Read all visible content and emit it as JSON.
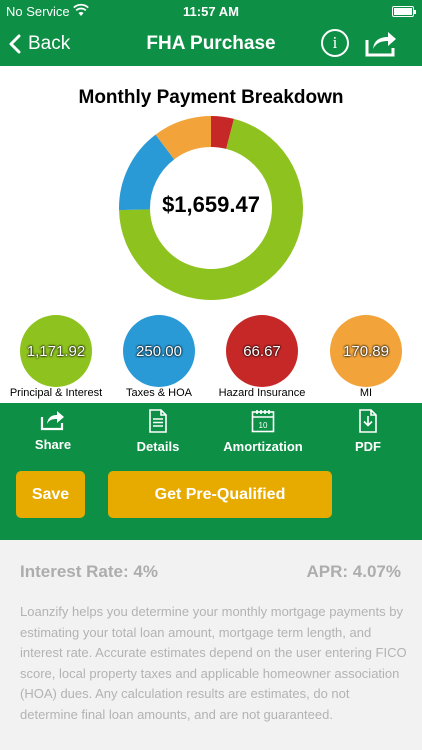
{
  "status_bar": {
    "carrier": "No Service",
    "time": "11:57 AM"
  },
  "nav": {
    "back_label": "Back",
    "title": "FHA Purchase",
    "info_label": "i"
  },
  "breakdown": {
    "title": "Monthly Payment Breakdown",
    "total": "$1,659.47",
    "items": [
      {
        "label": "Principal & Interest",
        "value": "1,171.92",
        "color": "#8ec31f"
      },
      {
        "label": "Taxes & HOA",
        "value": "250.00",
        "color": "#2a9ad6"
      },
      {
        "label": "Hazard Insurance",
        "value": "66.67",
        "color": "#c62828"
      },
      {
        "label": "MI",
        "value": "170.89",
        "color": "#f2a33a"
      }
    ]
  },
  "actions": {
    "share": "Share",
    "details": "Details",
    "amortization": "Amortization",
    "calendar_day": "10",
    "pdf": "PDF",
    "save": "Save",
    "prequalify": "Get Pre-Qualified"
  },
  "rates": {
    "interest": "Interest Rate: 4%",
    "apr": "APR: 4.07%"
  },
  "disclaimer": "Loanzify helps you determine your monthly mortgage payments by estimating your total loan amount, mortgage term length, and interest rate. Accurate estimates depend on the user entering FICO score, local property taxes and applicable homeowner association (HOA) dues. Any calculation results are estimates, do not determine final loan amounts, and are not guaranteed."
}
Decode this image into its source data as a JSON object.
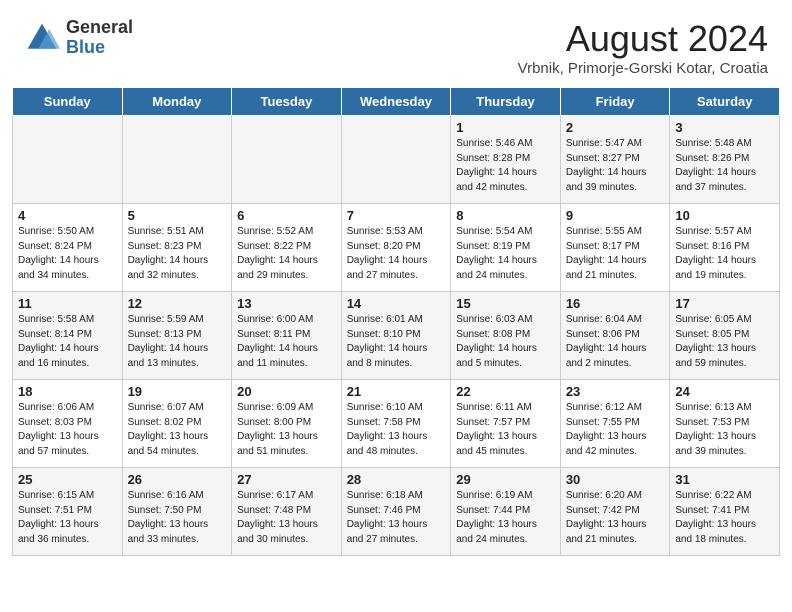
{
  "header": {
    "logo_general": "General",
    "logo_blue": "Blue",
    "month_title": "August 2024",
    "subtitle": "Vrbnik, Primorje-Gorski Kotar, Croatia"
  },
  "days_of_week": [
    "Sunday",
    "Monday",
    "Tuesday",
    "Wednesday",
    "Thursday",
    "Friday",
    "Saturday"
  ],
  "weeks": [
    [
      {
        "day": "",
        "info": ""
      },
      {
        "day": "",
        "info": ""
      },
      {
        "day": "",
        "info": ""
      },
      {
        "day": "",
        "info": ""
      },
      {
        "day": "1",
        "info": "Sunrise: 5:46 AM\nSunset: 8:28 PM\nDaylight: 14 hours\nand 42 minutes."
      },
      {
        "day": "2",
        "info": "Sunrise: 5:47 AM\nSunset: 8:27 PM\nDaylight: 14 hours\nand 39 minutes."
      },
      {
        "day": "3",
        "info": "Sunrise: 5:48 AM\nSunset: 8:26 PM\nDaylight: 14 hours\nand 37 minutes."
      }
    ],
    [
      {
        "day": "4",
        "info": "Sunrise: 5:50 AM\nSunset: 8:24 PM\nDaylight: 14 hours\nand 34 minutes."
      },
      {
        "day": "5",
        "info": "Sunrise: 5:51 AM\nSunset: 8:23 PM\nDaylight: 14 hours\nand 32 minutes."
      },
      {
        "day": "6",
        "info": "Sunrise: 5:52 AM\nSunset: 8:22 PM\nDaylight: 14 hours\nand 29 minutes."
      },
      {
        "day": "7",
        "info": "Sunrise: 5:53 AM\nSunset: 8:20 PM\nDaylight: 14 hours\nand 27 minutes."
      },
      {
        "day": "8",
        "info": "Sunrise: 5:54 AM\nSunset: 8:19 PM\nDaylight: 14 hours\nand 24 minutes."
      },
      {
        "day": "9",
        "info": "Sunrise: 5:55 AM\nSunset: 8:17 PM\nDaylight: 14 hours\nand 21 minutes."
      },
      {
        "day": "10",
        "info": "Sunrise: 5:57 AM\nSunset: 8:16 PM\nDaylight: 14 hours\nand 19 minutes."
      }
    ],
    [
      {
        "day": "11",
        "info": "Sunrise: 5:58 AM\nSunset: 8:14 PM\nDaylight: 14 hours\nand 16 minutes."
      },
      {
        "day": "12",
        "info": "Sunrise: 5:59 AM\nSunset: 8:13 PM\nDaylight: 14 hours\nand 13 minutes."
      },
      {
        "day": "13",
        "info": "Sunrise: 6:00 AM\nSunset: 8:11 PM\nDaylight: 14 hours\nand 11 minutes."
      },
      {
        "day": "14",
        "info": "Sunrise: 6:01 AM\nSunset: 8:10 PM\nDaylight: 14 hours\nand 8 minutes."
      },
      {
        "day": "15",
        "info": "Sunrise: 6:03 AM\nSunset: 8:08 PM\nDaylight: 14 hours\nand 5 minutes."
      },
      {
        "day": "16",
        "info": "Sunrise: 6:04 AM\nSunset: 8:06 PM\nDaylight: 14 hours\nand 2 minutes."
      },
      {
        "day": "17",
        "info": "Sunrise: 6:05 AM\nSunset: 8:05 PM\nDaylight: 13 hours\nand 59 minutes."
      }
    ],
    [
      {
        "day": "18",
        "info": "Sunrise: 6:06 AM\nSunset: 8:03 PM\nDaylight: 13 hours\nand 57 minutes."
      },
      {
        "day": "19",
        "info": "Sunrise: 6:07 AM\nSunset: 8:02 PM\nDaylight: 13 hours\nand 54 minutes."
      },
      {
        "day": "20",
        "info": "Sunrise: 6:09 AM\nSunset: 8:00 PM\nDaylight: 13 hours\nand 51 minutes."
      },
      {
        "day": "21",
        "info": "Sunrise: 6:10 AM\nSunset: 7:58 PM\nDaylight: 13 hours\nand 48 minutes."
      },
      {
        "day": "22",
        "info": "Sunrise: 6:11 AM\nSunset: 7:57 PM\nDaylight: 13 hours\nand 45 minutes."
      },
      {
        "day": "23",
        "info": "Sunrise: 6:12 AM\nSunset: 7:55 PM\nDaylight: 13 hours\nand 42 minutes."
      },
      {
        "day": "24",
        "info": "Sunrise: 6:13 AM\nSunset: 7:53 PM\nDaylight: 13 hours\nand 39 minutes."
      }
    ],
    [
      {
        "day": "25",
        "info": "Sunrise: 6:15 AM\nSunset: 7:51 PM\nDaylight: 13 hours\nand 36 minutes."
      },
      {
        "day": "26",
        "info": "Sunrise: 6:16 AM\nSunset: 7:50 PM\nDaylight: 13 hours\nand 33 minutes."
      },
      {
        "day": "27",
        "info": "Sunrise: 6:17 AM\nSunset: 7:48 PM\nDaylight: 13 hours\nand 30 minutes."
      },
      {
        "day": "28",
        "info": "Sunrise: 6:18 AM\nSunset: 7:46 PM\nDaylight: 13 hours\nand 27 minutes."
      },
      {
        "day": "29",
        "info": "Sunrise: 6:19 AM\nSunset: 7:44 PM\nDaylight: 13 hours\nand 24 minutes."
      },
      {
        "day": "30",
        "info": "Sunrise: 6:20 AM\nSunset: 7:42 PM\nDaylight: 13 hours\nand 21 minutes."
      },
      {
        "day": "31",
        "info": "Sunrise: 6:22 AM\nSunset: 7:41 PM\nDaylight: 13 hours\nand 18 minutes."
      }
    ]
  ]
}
■ ■ ■ ■ ■ ■ ■
Directive: Copy out every line of the data that includes the word "JSON".

Correct response:
Read all visible content and emit it as JSON.
Decode this image into its source data as a JSON object.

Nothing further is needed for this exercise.